**Complete the following**
• 1. Please retype the passage on torture and Hadar's testimony between "According to this" and "for his crimes.", inclusive.
• 2. According to the passage on torture and Hadar's testimony, in what year was Hadar summoned before a commission?

---------- Document passage

According to this report, it is not only permissible to use torture 
even though it is illegal, it is also acceptable for a doctor, who 
has taken the Hippocratic oath (or is it an oath of hypocrisy) to 
turn a blind eye while these illegal acts are taking place. Clearly 
such a confession given by a high-ranking security official in Israel 
demonstrates one thing: that he knows he will never be brought to 
justice for his crimes.

Indeed Hadar was summoned in 1984 to appear before a commission that 
investigated the Shabak following summary executions of Palestinians 
who kidnapped a bus in Israel. He says he told the commission that: 
"applying physical pressure is clearly illegal, but regrettably there 
is no other option. I explained that these means, including hitting, 
sleep deprivation, mock executions, and exposure to extreme weather 
conditions for many hours were the only means at our disposal for 
getting to the truth ... I told the commission that I do not feel 
good about it but someone had to do it." In other words, it's a dirty 
job, but someone's gotta do it.

--------------------
---------- Data entries

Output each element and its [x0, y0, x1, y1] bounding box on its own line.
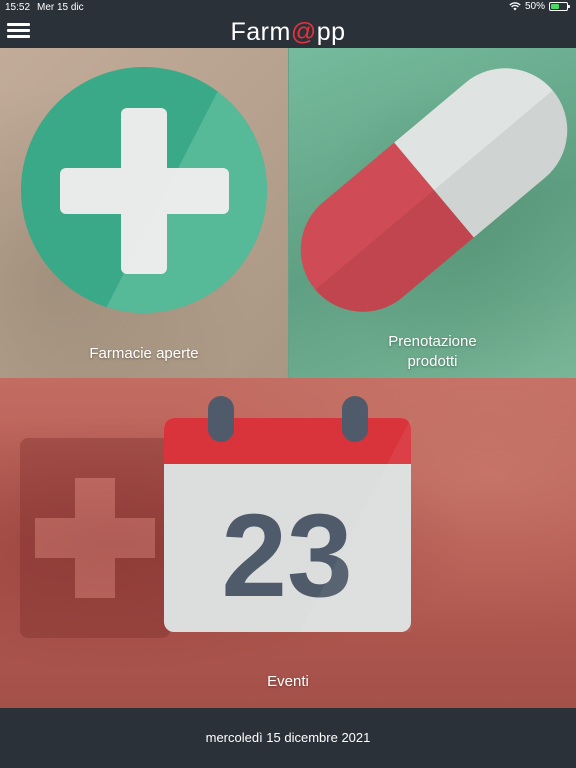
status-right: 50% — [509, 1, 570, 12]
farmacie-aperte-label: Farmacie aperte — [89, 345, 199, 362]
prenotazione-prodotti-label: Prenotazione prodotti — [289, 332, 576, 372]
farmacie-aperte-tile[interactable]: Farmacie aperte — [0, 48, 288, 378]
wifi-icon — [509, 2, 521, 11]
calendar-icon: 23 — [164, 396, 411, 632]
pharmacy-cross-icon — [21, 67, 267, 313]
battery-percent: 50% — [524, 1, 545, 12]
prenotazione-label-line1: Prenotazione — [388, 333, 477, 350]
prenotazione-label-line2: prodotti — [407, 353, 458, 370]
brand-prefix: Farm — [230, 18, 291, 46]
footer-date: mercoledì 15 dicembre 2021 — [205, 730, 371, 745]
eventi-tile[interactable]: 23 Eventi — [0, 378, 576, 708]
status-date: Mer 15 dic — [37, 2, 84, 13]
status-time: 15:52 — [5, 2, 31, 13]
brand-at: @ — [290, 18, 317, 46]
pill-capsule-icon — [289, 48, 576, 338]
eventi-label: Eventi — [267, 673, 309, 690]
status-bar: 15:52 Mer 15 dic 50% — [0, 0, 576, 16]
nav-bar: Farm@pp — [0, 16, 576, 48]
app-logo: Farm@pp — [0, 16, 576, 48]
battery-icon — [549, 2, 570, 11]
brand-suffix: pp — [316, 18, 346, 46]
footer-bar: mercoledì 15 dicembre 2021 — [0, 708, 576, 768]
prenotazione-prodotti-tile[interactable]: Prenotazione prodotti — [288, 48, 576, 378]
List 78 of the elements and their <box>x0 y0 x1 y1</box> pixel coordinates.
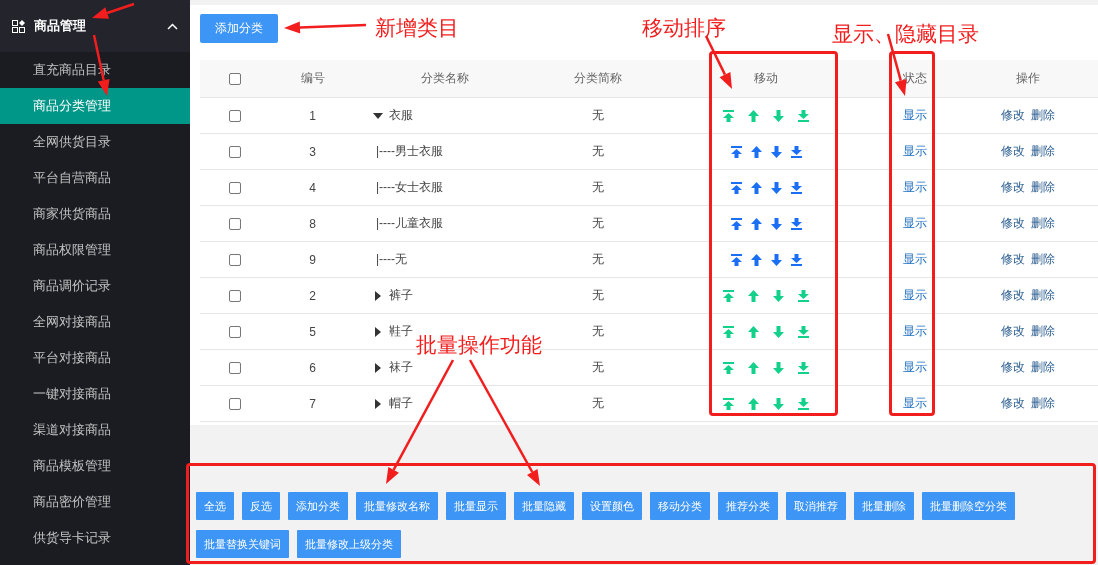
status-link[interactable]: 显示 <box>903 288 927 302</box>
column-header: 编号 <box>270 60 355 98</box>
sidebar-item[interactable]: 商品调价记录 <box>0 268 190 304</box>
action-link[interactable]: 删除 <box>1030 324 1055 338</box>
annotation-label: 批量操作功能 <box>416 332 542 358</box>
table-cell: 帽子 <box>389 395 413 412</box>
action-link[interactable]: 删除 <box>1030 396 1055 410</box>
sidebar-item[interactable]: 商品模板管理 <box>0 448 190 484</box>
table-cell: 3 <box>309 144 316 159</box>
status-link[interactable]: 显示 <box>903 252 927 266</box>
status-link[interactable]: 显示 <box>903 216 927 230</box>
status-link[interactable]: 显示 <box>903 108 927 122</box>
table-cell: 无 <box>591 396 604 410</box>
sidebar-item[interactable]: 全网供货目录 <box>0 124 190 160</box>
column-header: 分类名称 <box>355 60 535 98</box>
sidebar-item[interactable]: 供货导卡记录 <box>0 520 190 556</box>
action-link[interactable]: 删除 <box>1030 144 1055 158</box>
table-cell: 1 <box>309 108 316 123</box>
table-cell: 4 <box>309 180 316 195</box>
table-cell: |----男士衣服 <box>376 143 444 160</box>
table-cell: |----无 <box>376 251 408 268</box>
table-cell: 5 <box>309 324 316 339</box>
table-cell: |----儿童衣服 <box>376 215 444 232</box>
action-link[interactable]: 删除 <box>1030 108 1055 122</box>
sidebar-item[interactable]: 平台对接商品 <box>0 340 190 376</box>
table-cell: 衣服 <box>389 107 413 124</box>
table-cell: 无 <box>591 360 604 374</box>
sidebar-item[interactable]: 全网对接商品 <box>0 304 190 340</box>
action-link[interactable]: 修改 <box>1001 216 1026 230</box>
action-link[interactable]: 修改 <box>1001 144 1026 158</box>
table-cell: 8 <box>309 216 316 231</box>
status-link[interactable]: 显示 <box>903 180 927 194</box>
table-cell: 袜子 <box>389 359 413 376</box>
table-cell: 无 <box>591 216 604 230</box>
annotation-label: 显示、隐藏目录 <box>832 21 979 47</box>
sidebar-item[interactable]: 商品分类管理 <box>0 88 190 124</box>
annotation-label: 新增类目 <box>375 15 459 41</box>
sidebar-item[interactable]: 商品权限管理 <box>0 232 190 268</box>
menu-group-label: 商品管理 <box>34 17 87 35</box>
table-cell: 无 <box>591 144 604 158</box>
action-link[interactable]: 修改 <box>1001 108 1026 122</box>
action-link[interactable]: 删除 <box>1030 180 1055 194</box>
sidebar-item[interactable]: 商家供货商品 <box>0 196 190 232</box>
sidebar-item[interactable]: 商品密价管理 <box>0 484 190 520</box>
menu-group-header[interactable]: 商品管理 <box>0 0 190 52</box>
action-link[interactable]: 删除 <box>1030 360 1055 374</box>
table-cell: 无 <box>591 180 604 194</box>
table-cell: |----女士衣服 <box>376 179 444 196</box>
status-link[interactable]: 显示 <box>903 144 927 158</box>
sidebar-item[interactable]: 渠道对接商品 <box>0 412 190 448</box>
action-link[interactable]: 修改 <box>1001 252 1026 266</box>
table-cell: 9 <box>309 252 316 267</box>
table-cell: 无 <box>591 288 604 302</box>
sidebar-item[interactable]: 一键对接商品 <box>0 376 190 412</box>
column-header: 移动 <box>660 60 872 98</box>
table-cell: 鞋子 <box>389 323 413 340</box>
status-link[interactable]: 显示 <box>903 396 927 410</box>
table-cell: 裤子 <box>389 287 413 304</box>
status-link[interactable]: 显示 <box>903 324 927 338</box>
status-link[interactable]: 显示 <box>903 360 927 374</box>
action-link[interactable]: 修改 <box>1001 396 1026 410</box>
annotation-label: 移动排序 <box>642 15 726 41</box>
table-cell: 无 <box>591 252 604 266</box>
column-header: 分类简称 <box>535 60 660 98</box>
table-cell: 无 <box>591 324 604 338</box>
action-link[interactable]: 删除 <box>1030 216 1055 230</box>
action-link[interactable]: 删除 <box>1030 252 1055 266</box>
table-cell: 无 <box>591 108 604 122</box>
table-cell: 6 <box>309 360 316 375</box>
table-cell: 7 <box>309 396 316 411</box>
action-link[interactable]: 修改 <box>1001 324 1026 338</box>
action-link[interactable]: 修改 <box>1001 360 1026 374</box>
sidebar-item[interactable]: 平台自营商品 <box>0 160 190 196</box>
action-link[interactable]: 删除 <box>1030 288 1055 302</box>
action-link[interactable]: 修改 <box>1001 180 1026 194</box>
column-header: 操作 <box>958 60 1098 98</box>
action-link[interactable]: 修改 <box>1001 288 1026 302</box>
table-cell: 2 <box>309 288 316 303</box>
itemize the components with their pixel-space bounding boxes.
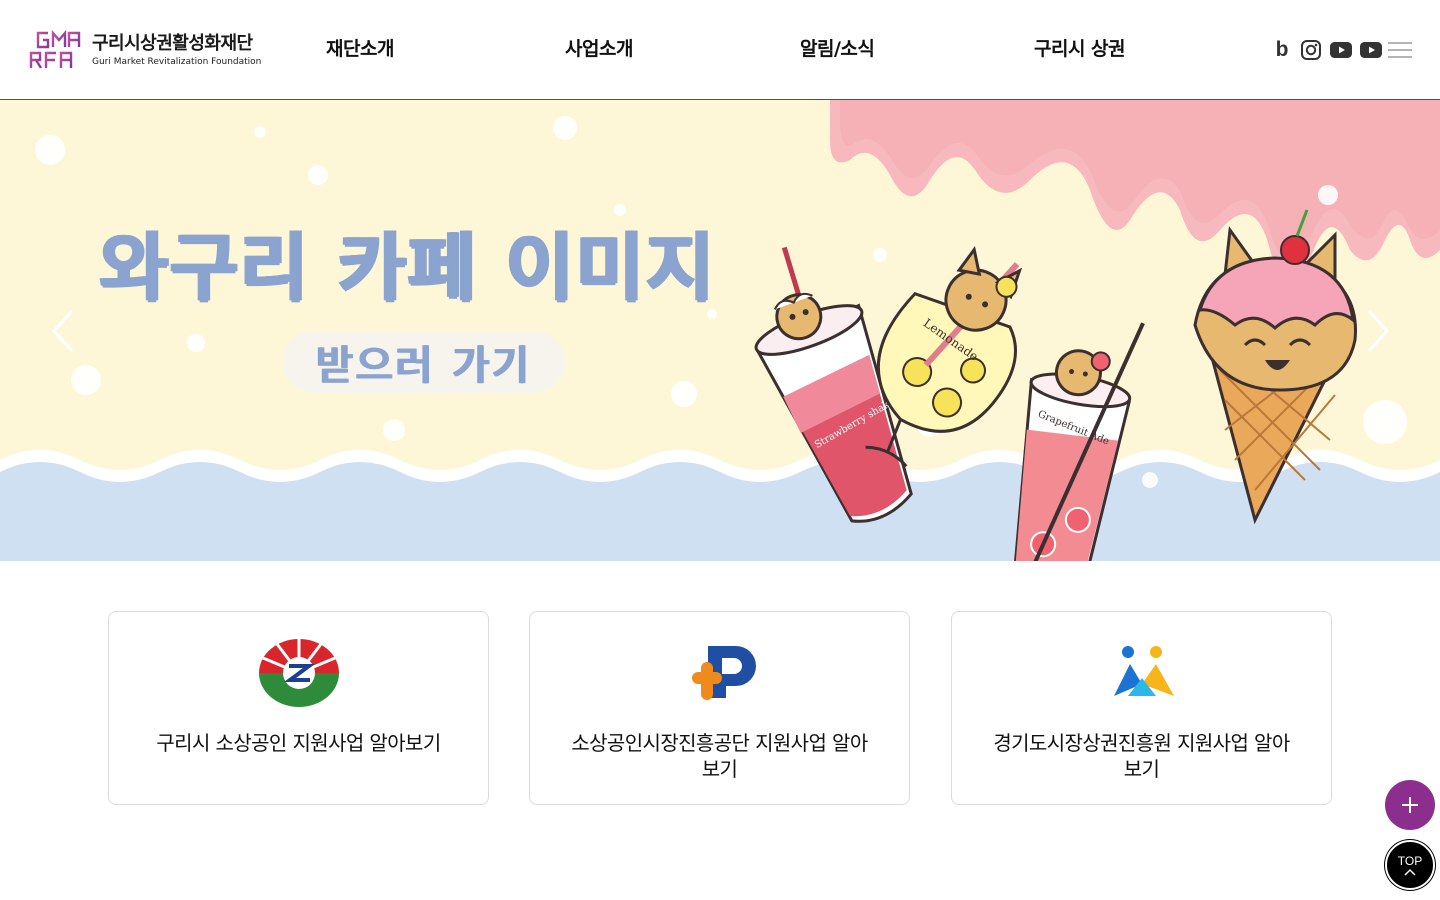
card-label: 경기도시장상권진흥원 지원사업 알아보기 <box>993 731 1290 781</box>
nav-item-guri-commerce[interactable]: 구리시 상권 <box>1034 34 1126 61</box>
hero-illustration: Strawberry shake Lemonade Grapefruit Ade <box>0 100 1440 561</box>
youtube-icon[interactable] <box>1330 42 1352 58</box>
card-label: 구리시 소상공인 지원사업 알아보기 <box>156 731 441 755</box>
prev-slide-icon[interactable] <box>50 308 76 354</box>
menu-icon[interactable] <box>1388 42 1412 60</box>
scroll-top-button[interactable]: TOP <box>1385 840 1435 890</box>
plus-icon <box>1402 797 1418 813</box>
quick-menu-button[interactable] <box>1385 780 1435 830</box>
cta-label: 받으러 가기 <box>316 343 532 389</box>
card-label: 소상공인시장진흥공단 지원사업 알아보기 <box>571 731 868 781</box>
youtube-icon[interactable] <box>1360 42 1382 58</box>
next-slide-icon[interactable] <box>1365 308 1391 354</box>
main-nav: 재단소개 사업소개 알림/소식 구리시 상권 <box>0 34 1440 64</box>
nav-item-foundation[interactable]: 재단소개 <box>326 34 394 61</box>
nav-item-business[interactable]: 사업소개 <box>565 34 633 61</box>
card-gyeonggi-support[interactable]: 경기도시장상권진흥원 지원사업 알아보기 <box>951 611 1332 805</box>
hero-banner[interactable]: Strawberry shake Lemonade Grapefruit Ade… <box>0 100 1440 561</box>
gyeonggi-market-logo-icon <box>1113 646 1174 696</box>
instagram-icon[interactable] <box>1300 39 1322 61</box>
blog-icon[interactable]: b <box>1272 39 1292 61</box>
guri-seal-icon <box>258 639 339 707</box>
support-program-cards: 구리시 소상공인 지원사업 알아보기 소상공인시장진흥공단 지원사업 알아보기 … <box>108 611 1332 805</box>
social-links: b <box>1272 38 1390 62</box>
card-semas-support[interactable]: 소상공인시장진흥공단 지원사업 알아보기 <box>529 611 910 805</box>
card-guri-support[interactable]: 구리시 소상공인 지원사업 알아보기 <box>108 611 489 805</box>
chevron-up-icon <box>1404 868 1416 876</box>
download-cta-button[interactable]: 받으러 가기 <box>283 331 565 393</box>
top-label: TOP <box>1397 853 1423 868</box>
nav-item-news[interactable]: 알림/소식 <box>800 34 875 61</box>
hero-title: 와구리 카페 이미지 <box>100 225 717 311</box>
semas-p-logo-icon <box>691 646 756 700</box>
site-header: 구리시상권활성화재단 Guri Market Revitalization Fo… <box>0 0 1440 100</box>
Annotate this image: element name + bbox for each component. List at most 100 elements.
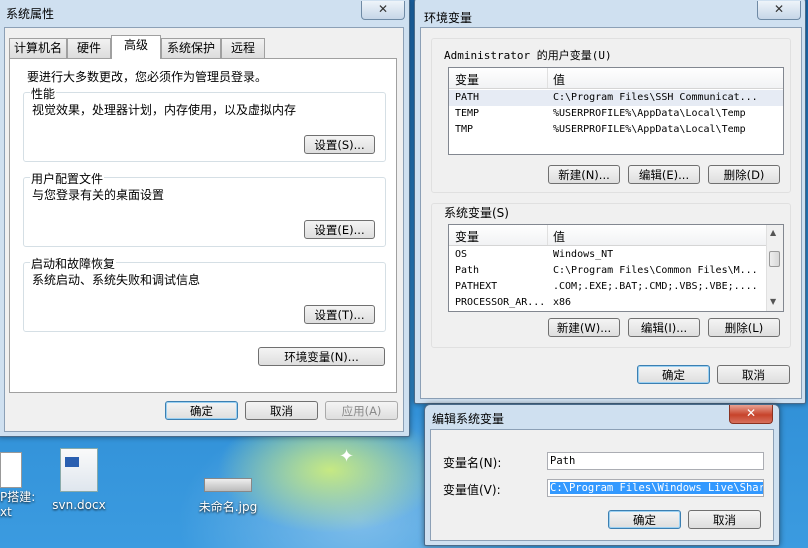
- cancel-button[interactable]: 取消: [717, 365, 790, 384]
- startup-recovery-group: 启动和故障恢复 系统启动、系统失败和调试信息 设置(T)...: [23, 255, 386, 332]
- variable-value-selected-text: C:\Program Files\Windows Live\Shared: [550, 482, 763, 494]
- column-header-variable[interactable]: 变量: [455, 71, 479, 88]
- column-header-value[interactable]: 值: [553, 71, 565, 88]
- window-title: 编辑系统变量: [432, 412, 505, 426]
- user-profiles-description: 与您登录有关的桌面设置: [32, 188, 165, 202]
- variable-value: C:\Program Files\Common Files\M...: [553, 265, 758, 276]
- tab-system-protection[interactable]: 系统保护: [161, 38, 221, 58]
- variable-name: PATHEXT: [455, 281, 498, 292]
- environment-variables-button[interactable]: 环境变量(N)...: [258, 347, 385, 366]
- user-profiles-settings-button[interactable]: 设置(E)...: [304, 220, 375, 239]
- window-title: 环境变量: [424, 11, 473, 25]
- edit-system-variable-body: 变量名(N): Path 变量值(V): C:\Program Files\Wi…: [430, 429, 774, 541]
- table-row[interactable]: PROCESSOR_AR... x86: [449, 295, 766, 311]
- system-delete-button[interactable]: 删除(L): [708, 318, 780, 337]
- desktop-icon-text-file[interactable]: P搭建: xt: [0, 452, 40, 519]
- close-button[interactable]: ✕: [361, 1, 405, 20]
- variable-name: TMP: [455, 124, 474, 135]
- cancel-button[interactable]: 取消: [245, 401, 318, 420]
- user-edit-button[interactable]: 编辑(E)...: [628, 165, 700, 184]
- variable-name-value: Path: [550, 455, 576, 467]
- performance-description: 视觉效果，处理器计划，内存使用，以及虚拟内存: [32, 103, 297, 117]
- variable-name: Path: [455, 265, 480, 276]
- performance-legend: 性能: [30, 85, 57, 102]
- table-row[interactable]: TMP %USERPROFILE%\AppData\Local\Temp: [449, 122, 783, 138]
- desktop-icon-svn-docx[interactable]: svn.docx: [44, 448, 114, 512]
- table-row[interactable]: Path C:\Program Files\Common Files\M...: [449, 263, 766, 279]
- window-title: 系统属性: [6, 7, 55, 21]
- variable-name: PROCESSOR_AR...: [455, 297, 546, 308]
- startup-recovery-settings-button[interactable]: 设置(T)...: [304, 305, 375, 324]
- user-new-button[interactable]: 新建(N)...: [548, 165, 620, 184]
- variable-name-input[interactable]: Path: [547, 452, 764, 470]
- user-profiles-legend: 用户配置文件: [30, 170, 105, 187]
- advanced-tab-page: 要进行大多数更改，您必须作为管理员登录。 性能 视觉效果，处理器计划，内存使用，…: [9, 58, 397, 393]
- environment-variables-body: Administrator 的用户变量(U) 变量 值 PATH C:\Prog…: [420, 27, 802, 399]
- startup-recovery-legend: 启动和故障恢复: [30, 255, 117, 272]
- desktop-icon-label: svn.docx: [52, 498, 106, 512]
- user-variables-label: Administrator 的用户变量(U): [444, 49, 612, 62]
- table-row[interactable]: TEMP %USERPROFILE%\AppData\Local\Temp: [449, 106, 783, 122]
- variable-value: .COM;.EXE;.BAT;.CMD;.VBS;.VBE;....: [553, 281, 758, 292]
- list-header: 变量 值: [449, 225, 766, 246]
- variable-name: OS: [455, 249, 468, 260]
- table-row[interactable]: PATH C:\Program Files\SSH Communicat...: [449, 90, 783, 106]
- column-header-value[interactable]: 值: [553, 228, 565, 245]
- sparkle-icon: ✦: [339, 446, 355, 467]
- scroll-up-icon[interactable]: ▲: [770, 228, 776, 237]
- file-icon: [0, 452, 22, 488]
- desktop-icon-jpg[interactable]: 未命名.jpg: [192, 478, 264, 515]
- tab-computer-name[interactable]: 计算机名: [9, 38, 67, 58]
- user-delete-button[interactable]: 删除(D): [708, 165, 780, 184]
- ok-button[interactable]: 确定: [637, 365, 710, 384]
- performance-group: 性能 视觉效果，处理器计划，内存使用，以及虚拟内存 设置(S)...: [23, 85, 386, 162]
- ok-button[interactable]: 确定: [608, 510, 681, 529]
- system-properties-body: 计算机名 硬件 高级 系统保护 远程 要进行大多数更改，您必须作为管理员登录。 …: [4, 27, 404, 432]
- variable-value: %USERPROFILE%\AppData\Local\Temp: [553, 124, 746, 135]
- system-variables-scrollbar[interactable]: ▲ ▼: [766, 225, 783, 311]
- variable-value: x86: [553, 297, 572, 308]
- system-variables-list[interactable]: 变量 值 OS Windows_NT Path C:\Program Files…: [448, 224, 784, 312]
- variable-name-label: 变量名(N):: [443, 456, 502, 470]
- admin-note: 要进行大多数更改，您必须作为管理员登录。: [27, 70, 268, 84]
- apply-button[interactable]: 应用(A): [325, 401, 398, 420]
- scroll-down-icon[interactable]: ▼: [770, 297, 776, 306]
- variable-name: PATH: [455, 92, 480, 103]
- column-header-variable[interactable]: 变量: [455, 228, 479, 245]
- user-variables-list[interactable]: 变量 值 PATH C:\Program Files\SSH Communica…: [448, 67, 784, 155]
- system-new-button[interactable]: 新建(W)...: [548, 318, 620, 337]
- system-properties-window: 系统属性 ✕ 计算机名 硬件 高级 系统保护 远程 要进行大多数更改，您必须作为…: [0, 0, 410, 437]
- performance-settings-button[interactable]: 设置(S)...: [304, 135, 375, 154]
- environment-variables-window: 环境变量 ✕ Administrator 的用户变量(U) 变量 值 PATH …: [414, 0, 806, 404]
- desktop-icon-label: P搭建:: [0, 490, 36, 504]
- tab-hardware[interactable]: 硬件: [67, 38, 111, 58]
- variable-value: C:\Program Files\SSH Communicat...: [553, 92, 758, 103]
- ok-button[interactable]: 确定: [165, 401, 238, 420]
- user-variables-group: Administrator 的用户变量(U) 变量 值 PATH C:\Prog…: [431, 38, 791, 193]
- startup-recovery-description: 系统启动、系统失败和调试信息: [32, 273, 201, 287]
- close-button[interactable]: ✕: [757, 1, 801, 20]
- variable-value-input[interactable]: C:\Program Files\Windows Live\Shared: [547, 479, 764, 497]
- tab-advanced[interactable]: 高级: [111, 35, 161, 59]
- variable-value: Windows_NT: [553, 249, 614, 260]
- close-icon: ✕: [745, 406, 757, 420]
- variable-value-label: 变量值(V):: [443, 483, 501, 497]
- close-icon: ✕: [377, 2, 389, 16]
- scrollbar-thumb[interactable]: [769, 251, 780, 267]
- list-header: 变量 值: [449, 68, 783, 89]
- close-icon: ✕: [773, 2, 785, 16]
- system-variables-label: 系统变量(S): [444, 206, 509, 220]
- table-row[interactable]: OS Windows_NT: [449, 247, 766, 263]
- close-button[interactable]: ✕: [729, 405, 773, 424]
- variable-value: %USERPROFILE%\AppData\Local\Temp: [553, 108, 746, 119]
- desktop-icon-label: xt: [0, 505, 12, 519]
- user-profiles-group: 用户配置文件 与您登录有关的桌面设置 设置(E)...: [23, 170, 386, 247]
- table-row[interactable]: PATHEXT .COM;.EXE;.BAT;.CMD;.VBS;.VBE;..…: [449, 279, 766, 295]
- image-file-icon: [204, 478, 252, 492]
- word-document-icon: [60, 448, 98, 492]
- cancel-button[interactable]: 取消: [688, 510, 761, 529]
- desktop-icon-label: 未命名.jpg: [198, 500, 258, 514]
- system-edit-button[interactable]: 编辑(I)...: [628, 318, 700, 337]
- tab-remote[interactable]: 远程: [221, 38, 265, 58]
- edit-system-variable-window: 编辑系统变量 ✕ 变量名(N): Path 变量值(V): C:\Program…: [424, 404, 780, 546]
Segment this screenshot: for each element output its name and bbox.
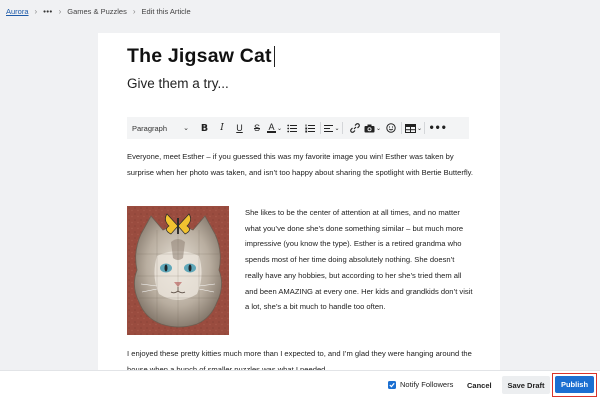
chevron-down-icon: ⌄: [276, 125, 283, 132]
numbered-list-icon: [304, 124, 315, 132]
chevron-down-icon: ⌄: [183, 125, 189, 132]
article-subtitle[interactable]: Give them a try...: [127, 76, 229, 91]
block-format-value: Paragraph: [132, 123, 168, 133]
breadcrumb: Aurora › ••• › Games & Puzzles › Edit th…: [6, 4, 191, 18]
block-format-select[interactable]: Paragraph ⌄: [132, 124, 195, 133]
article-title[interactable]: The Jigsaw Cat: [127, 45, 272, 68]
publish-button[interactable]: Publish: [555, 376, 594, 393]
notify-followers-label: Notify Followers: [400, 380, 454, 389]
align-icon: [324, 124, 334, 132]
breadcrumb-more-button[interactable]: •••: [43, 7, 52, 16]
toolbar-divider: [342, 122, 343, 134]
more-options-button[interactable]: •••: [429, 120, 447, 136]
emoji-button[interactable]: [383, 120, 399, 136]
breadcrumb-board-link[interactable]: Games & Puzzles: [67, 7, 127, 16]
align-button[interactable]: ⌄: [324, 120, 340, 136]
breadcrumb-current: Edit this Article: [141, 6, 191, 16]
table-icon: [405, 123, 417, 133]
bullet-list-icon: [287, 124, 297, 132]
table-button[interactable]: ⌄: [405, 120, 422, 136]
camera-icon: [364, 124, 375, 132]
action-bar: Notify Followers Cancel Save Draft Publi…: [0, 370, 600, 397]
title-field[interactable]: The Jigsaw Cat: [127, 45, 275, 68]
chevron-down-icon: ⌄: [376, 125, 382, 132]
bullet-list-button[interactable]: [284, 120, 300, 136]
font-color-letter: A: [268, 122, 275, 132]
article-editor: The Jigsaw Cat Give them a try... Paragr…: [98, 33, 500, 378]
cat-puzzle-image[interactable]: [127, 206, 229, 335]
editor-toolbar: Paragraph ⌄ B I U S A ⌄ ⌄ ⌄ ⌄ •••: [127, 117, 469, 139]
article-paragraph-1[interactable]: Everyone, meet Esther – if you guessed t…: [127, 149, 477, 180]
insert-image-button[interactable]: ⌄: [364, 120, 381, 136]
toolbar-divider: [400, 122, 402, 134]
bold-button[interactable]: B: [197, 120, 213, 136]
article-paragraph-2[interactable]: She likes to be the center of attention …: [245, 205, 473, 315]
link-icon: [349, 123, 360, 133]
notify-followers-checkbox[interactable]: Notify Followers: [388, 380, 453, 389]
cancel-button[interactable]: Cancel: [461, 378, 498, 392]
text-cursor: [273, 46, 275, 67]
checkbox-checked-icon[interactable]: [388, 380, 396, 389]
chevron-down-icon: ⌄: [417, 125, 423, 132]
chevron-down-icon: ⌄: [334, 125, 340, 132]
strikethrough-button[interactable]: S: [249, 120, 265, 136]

--------------------

**Responses for each task**
• 1.
According to this report, it is not only permissible to use torture 
even though it is illegal, it is also acceptable for a doctor, who 
has taken the Hippocratic oath (or is it an oath of hypocrisy) to 
turn a blind eye while these illegal acts are taking place. Clearly 
such a confession given by a high-ranking security official in Israel 
demonstrates one thing: that he knows he will never be brought to 
justice for his crimes.

• 2. 1984